> **DIRECTION**:
Single out the lines of the material that contain "xlabel" and copy them.

--------

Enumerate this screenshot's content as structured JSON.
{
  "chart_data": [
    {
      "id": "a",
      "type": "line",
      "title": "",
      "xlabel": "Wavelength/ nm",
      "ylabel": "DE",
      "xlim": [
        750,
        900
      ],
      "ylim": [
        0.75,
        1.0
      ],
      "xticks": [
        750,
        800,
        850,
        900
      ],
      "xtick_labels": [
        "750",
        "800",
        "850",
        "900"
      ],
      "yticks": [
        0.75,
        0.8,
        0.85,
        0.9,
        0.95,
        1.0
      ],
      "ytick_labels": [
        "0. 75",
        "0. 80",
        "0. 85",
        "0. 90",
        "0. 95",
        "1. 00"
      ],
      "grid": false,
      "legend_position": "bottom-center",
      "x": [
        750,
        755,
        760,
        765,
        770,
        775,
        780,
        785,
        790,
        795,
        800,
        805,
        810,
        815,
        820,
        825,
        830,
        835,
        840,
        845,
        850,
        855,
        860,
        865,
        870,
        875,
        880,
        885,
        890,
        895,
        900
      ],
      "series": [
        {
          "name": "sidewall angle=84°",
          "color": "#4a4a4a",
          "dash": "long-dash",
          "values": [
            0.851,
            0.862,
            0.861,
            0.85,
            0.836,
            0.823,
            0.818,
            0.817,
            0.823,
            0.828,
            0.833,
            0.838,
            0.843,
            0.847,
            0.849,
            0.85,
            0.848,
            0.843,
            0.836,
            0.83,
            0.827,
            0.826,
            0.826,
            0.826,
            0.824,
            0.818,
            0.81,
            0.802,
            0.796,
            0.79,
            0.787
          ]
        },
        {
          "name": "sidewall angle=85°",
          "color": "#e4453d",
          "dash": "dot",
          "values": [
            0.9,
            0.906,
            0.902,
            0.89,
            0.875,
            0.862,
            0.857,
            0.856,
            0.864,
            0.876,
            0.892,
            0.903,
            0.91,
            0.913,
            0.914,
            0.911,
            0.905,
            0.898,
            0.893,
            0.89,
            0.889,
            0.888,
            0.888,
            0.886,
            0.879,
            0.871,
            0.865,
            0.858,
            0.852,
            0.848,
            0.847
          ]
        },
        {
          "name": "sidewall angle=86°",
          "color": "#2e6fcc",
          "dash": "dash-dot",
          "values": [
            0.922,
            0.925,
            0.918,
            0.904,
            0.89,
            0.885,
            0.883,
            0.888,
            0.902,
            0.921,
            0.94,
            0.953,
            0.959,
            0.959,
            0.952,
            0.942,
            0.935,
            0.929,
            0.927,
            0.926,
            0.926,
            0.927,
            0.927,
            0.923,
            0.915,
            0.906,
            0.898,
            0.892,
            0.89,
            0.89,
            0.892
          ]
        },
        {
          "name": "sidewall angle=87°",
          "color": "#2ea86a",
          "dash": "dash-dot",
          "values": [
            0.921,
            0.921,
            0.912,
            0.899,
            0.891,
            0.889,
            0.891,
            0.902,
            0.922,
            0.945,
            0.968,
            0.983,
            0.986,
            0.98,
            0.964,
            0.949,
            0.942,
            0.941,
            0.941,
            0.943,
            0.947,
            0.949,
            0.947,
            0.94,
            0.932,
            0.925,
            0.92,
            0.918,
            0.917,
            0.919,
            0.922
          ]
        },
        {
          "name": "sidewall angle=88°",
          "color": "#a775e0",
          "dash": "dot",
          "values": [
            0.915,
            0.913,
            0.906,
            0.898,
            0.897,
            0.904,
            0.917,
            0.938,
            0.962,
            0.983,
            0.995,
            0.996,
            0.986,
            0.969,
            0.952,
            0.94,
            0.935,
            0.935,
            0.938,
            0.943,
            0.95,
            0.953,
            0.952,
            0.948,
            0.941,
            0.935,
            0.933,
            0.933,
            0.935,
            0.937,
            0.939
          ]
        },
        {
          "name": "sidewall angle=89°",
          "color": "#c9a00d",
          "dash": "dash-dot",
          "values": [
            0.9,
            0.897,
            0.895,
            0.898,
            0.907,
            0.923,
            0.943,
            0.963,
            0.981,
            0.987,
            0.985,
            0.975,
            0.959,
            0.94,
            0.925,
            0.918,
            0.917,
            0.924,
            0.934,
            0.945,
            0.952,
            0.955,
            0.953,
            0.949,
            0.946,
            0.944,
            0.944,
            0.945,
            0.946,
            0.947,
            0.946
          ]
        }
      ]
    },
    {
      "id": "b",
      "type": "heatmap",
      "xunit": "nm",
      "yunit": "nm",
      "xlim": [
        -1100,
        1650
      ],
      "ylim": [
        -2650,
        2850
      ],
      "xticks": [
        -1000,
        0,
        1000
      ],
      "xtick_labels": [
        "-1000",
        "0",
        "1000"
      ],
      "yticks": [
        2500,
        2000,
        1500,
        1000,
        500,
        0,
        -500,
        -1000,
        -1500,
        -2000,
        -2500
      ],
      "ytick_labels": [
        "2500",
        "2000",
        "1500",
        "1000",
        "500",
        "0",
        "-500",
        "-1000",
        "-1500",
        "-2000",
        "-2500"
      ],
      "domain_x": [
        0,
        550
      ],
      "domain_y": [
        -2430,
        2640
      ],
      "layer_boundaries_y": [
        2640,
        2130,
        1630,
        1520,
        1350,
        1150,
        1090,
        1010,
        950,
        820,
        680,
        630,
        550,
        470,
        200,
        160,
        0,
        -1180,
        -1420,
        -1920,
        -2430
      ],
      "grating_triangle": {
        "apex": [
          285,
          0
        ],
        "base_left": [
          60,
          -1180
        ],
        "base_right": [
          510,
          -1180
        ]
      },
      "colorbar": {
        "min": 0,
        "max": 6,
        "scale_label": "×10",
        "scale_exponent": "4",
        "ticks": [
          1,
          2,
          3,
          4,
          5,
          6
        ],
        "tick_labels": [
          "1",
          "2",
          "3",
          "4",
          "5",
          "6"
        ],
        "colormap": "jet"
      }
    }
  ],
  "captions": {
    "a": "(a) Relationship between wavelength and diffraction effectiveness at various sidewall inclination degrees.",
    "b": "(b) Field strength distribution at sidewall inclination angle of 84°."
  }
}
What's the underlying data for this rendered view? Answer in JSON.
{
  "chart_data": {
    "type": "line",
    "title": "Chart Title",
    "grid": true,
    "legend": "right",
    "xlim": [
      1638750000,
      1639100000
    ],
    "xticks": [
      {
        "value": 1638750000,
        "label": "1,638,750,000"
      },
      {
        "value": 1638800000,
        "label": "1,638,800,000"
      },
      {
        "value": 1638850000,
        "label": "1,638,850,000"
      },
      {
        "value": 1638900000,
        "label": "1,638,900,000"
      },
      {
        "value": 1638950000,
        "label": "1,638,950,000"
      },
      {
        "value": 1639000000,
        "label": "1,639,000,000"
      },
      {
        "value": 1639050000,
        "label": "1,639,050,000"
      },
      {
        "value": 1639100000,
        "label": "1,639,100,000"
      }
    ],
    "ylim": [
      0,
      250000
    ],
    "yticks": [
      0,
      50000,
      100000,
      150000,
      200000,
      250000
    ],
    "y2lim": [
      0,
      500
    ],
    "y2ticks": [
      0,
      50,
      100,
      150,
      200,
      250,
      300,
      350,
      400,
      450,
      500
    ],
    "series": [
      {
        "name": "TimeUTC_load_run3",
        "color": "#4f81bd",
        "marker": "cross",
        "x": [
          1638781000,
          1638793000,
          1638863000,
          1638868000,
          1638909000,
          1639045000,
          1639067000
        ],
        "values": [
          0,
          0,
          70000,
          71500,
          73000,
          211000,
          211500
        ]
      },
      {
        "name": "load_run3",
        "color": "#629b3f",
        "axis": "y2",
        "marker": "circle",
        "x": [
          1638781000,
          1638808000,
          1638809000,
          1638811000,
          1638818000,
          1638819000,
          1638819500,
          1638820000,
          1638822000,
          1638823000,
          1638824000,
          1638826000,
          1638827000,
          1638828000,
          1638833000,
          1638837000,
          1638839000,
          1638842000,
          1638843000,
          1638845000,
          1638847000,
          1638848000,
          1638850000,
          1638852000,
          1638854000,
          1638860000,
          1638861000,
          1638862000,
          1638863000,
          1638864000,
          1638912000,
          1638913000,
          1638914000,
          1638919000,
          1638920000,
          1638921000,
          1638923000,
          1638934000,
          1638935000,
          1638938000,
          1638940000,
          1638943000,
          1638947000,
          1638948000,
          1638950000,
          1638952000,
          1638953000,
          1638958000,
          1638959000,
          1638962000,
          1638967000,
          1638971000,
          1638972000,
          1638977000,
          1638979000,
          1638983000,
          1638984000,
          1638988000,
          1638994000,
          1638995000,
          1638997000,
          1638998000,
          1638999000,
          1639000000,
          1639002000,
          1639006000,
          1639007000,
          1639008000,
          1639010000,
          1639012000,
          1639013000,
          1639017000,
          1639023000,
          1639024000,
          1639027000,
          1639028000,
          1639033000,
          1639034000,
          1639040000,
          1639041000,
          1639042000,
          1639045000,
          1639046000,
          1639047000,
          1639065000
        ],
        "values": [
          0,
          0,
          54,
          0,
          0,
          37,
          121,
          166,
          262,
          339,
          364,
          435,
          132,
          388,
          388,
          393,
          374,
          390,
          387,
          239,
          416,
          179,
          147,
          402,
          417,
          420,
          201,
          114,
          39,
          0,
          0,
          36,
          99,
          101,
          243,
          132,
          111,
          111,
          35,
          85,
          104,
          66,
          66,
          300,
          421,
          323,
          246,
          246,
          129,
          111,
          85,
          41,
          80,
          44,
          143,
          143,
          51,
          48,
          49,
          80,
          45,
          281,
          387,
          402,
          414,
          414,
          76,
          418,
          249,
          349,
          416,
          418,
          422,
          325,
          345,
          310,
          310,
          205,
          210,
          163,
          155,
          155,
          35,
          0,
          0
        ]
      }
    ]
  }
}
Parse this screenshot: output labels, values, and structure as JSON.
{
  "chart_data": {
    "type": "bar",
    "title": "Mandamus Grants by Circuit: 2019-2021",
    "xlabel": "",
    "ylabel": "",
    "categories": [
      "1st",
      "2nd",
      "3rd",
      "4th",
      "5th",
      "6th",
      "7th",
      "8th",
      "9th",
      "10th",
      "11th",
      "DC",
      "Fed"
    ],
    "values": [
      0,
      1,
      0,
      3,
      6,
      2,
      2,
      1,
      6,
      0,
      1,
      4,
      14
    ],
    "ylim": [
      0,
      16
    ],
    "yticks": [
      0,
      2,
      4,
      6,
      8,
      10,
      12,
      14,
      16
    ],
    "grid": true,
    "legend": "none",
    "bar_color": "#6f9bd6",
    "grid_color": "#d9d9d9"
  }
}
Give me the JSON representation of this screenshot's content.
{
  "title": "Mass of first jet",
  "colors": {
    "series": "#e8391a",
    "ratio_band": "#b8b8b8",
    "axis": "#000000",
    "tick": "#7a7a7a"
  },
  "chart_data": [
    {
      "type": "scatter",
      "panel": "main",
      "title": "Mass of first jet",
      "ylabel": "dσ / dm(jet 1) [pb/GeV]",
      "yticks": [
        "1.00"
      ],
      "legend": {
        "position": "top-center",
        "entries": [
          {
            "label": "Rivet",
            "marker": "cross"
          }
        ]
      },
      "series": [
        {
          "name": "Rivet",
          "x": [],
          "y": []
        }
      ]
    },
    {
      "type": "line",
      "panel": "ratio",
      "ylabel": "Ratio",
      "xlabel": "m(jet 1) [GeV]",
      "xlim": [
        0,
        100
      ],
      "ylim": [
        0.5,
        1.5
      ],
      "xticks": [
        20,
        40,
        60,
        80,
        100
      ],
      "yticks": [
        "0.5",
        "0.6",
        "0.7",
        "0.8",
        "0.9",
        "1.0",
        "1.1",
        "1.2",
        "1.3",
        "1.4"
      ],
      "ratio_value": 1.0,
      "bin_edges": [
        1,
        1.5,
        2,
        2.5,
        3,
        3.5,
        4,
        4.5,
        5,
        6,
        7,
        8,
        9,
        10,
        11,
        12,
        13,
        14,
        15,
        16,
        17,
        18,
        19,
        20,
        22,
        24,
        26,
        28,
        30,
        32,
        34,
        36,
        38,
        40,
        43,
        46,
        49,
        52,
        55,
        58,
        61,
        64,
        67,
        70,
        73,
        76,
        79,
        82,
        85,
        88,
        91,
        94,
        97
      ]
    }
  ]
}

--------

> **RESPONSE TO THIS TASK**:
      "xlabel": "Wavelength/ nm",
    "xlabel": "",
      "xlabel": "m(jet 1) [GeV]",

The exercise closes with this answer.